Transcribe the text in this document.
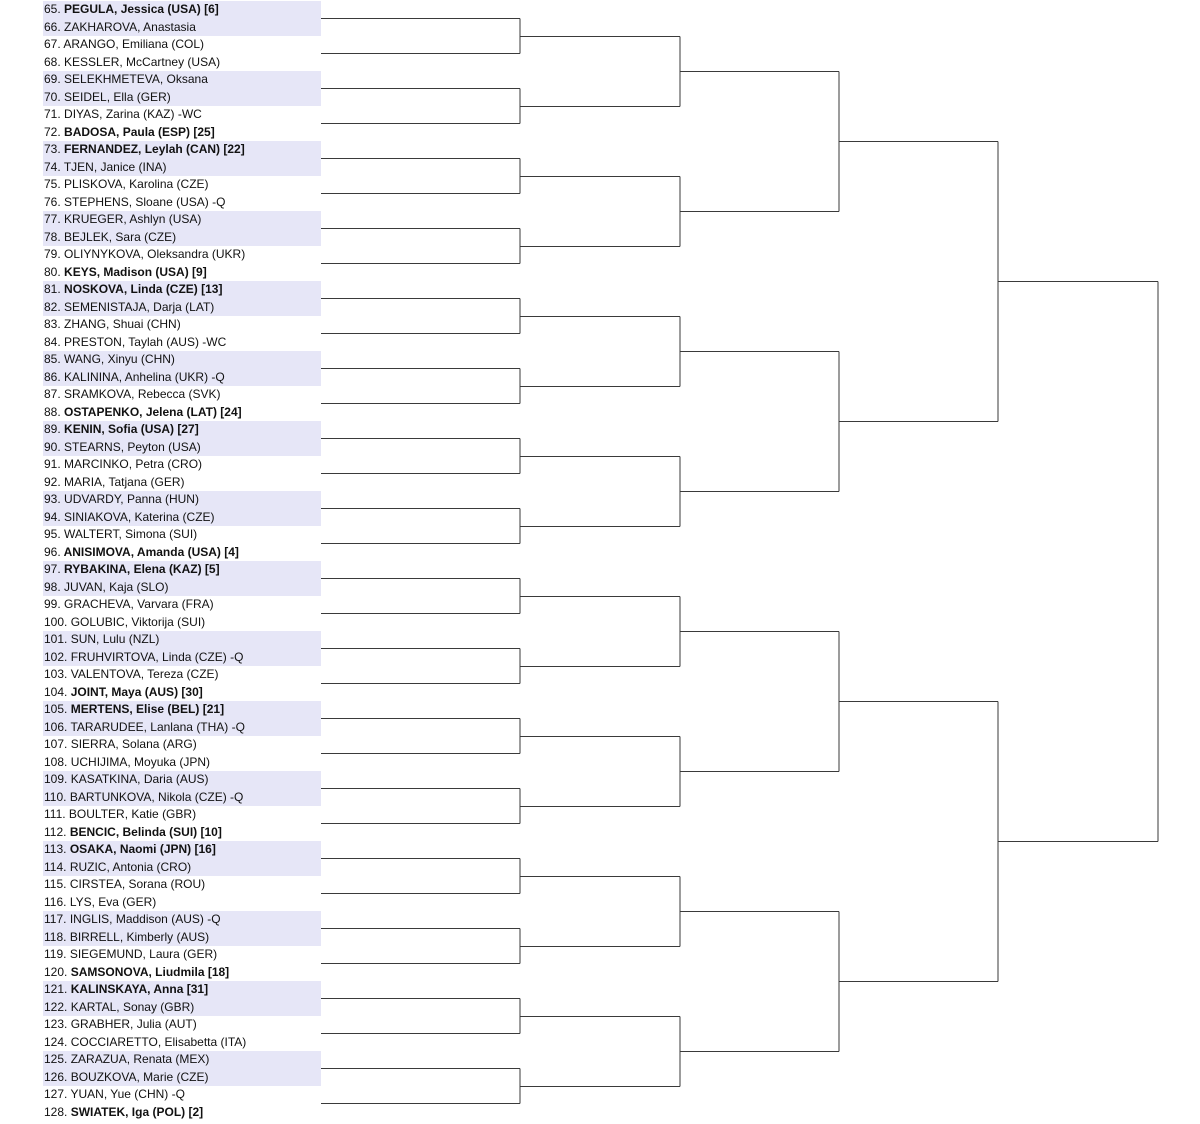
65. PEGULA, Jessica (USA) [6]
66. ZAKHAROVA, Anastasia
67. ARANGO, Emiliana (COL)
68. KESSLER, McCartney (USA)
69. SELEKHMETEVA, Oksana
70. SEIDEL, Ella (GER)
71. DIYAS, Zarina (KAZ) -WC
72. BADOSA, Paula (ESP) [25]
73. FERNANDEZ, Leylah (CAN) [22]
74. TJEN, Janice (INA)
75. PLISKOVA, Karolina (CZE)
76. STEPHENS, Sloane (USA) -Q
77. KRUEGER, Ashlyn (USA)
78. BEJLEK, Sara (CZE)
79. OLIYNYKOVA, Oleksandra (UKR)
80. KEYS, Madison (USA) [9]
81. NOSKOVA, Linda (CZE) [13]
82. SEMENISTAJA, Darja (LAT)
83. ZHANG, Shuai (CHN)
84. PRESTON, Taylah (AUS) -WC
85. WANG, Xinyu (CHN)
86. KALININA, Anhelina (UKR) -Q
87. SRAMKOVA, Rebecca (SVK)
88. OSTAPENKO, Jelena (LAT) [24]
89. KENIN, Sofia (USA) [27]
90. STEARNS, Peyton (USA)
91. MARCINKO, Petra (CRO)
92. MARIA, Tatjana (GER)
93. UDVARDY, Panna (HUN)
94. SINIAKOVA, Katerina (CZE)
95. WALTERT, Simona (SUI)
96. ANISIMOVA, Amanda (USA) [4]
97. RYBAKINA, Elena (KAZ) [5]
98. JUVAN, Kaja (SLO)
99. GRACHEVA, Varvara (FRA)
100. GOLUBIC, Viktorija (SUI)
101. SUN, Lulu (NZL)
102. FRUHVIRTOVA, Linda (CZE) -Q
103. VALENTOVA, Tereza (CZE)
104. JOINT, Maya (AUS) [30]
105. MERTENS, Elise (BEL) [21]
106. TARARUDEE, Lanlana (THA) -Q
107. SIERRA, Solana (ARG)
108. UCHIJIMA, Moyuka (JPN)
109. KASATKINA, Daria (AUS)
110. BARTUNKOVA, Nikola (CZE) -Q
111. BOULTER, Katie (GBR)
112. BENCIC, Belinda (SUI) [10]
113. OSAKA, Naomi (JPN) [16]
114. RUZIC, Antonia (CRO)
115. CIRSTEA, Sorana (ROU)
116. LYS, Eva (GER)
117. INGLIS, Maddison (AUS) -Q
118. BIRRELL, Kimberly (AUS)
119. SIEGEMUND, Laura (GER)
120. SAMSONOVA, Liudmila [18]
121. KALINSKAYA, Anna [31]
122. KARTAL, Sonay (GBR)
123. GRABHER, Julia (AUT)
124. COCCIARETTO, Elisabetta (ITA)
125. ZARAZUA, Renata (MEX)
126. BOUZKOVA, Marie (CZE)
127. YUAN, Yue (CHN) -Q
128. SWIATEK, Iga (POL) [2]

- - - -

→ **What needs to be done**: Transcribe the material exactly, leaving every picture out.

→ **Exercise response**:
Transcribe the text in this document.
65. PEGULA, Jessica (USA) [6]
66. ZAKHAROVA, Anastasia
67. ARANGO, Emiliana (COL)
68. KESSLER, McCartney (USA)
69. SELEKHMETEVA, Oksana
70. SEIDEL, Ella (GER)
71. DIYAS, Zarina (KAZ) -WC
72. BADOSA, Paula (ESP) [25]
73. FERNANDEZ, Leylah (CAN) [22]
74. TJEN, Janice (INA)
75. PLISKOVA, Karolina (CZE)
76. STEPHENS, Sloane (USA) -Q
77. KRUEGER, Ashlyn (USA)
78. BEJLEK, Sara (CZE)
79. OLIYNYKOVA, Oleksandra (UKR)
80. KEYS, Madison (USA) [9]
81. NOSKOVA, Linda (CZE) [13]
82. SEMENISTAJA, Darja (LAT)
83. ZHANG, Shuai (CHN)
84. PRESTON, Taylah (AUS) -WC
85. WANG, Xinyu (CHN)
86. KALININA, Anhelina (UKR) -Q
87. SRAMKOVA, Rebecca (SVK)
88. OSTAPENKO, Jelena (LAT) [24]
89. KENIN, Sofia (USA) [27]
90. STEARNS, Peyton (USA)
91. MARCINKO, Petra (CRO)
92. MARIA, Tatjana (GER)
93. UDVARDY, Panna (HUN)
94. SINIAKOVA, Katerina (CZE)
95. WALTERT, Simona (SUI)
96. ANISIMOVA, Amanda (USA) [4]
97. RYBAKINA, Elena (KAZ) [5]
98. JUVAN, Kaja (SLO)
99. GRACHEVA, Varvara (FRA)
100. GOLUBIC, Viktorija (SUI)
101. SUN, Lulu (NZL)
102. FRUHVIRTOVA, Linda (CZE) -Q
103. VALENTOVA, Tereza (CZE)
104. JOINT, Maya (AUS) [30]
105. MERTENS, Elise (BEL) [21]
106. TARARUDEE, Lanlana (THA) -Q
107. SIERRA, Solana (ARG)
108. UCHIJIMA, Moyuka (JPN)
109. KASATKINA, Daria (AUS)
110. BARTUNKOVA, Nikola (CZE) -Q
111. BOULTER, Katie (GBR)
112. BENCIC, Belinda (SUI) [10]
113. OSAKA, Naomi (JPN) [16]
114. RUZIC, Antonia (CRO)
115. CIRSTEA, Sorana (ROU)
116. LYS, Eva (GER)
117. INGLIS, Maddison (AUS) -Q
118. BIRRELL, Kimberly (AUS)
119. SIEGEMUND, Laura (GER)
120. SAMSONOVA, Liudmila [18]
121. KALINSKAYA, Anna [31]
122. KARTAL, Sonay (GBR)
123. GRABHER, Julia (AUT)
124. COCCIARETTO, Elisabetta (ITA)
125. ZARAZUA, Renata (MEX)
126. BOUZKOVA, Marie (CZE)
127. YUAN, Yue (CHN) -Q
128. SWIATEK, Iga (POL) [2]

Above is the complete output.